Data lines
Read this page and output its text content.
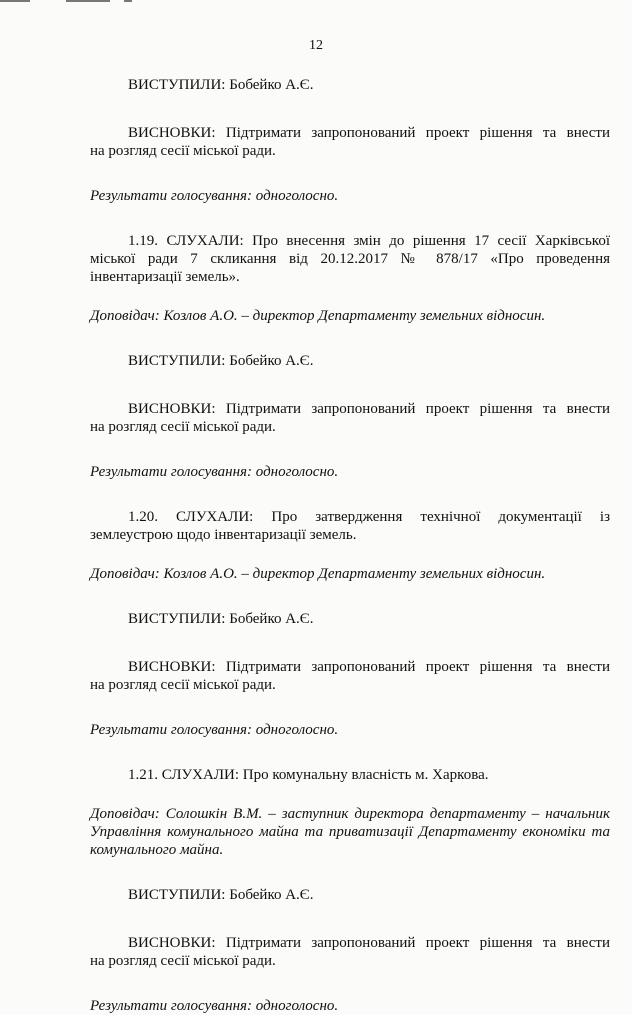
12

ВИСТУПИЛИ: Бобейко А.Є.

ВИСНОВКИ: Підтримати запропонований проект рішення та внести

на розгляд сесії міської ради.

Результати голосування: одноголосно.

1.19. СЛУХАЛИ: Про внесення змін до рішення 17 сесії Харківської міської ради 7 скликання від 20.12.2017 № 878/17 «Про проведення інвентаризації земель».

Доповідач: Козлов А.О. – директор Департаменту земельних відносин.

ВИСТУПИЛИ: Бобейко А.Є.

ВИСНОВКИ: Підтримати запропонований проект рішення та внести

на розгляд сесії міської ради.

Результати голосування: одноголосно.

1.20. СЛУХАЛИ: Про затвердження технічної документації із

землеустрою щодо інвентаризації земель.

Доповідач: Козлов А.О. – директор Департаменту земельних відносин.

ВИСТУПИЛИ: Бобейко А.Є.

ВИСНОВКИ: Підтримати запропонований проект рішення та внести

на розгляд сесії міської ради.

Результати голосування: одноголосно.

1.21. СЛУХАЛИ: Про комунальну власність м. Харкова.

Доповідач: Солошкін В.М. – заступник директора департаменту – начальник Управління комунального майна та приватизації Департаменту економіки та комунального майна.

ВИСТУПИЛИ: Бобейко А.Є.

ВИСНОВКИ: Підтримати запропонований проект рішення та внести

на розгляд сесії міської ради.

Результати голосування: одноголосно.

What is needed
Quote every line of the records above exactly; no picture is to be copied.

Exercise solution
Read this page and output its text content.
12

ВИСТУПИЛИ: Бобейко А.Є.

ВИСНОВКИ: Підтримати запропонований проект рішення та внести

на розгляд сесії міської ради.

Результати голосування: одноголосно.

1.19. СЛУХАЛИ: Про внесення змін до рішення 17 сесії Харківської міської ради 7 скликання від 20.12.2017 № 878/17 «Про проведення інвентаризації земель».

Доповідач: Козлов А.О. – директор Департаменту земельних відносин.

ВИСТУПИЛИ: Бобейко А.Є.

ВИСНОВКИ: Підтримати запропонований проект рішення та внести

на розгляд сесії міської ради.

Результати голосування: одноголосно.

1.20. СЛУХАЛИ: Про затвердження технічної документації із

землеустрою щодо інвентаризації земель.

Доповідач: Козлов А.О. – директор Департаменту земельних відносин.

ВИСТУПИЛИ: Бобейко А.Є.

ВИСНОВКИ: Підтримати запропонований проект рішення та внести

на розгляд сесії міської ради.

Результати голосування: одноголосно.

1.21. СЛУХАЛИ: Про комунальну власність м. Харкова.

Доповідач: Солошкін В.М. – заступник директора департаменту – начальник Управління комунального майна та приватизації Департаменту економіки та комунального майна.

ВИСТУПИЛИ: Бобейко А.Є.

ВИСНОВКИ: Підтримати запропонований проект рішення та внести

на розгляд сесії міської ради.

Результати голосування: одноголосно.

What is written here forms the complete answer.